__DIRECTIVE__:
Make an exact copy of all the entries below, with the pictures left out.

__MATERIAL SHOWN__:
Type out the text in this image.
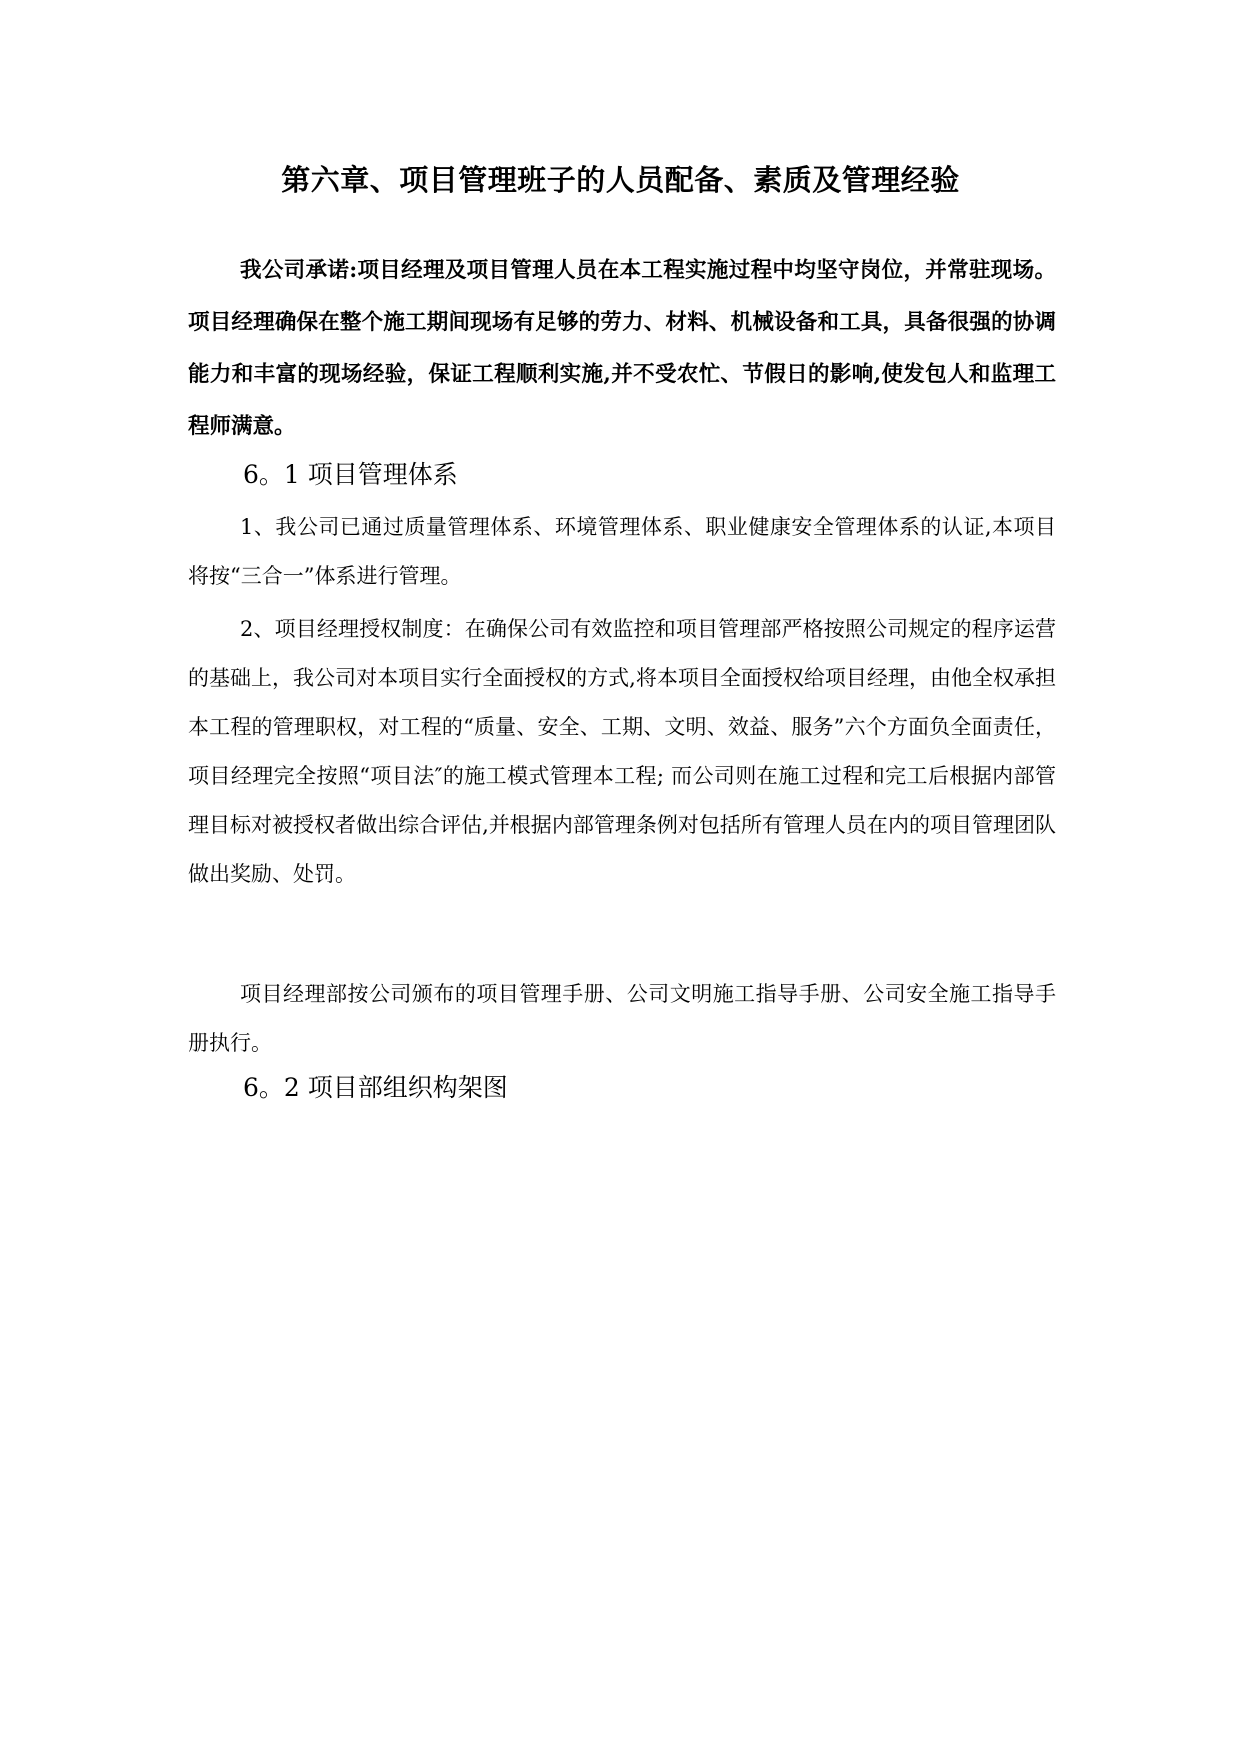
第六章、项目管理班子的人员配备、素质及管理经验

我公司承诺:项目经理及项目管理人员在本工程实施过程中均坚守岗位，并常驻现场。项目经理确保在整个施工期间现场有足够的劳力、材料、机械设备和工具，具备很强的协调能力和丰富的现场经验，保证工程顺利实施,并不受农忙、节假日的影响,使发包人和监理工程师满意。

6。1 项目管理体系

1、我公司已通过质量管理体系、环境管理体系、职业健康安全管理体系的认证,本项目将按“三合一”体系进行管理。

2、项目经理授权制度：在确保公司有效监控和项目管理部严格按照公司规定的程序运营的基础上，我公司对本项目实行全面授权的方式,将本项目全面授权给项目经理，由他全权承担本工程的管理职权，对工程的“质量、安全、工期、文明、效益、服务”六个方面负全面责任，项目经理完全按照“项目法″的施工模式管理本工程; 而公司则在施工过程和完工后根据内部管理目标对被授权者做出综合评估,并根据内部管理条例对包括所有管理人员在内的项目管理团队做出奖励、处罚。

项目经理部按公司颁布的项目管理手册、公司文明施工指导手册、公司安全施工指导手册执行。

6。2 项目部组织构架图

__COMPLETE ANSWER__:
Type out the text in this image.
第六章、项目管理班子的人员配备、素质及管理经验

我公司承诺:项目经理及项目管理人员在本工程实施过程中均坚守岗位，并常驻现场。项目经理确保在整个施工期间现场有足够的劳力、材料、机械设备和工具，具备很强的协调能力和丰富的现场经验，保证工程顺利实施,并不受农忙、节假日的影响,使发包人和监理工程师满意。

6。1 项目管理体系

1、我公司已通过质量管理体系、环境管理体系、职业健康安全管理体系的认证,本项目将按“三合一”体系进行管理。

2、项目经理授权制度：在确保公司有效监控和项目管理部严格按照公司规定的程序运营的基础上，我公司对本项目实行全面授权的方式,将本项目全面授权给项目经理，由他全权承担本工程的管理职权，对工程的“质量、安全、工期、文明、效益、服务”六个方面负全面责任，项目经理完全按照“项目法″的施工模式管理本工程; 而公司则在施工过程和完工后根据内部管理目标对被授权者做出综合评估,并根据内部管理条例对包括所有管理人员在内的项目管理团队做出奖励、处罚。

项目经理部按公司颁布的项目管理手册、公司文明施工指导手册、公司安全施工指导手册执行。

6。2 项目部组织构架图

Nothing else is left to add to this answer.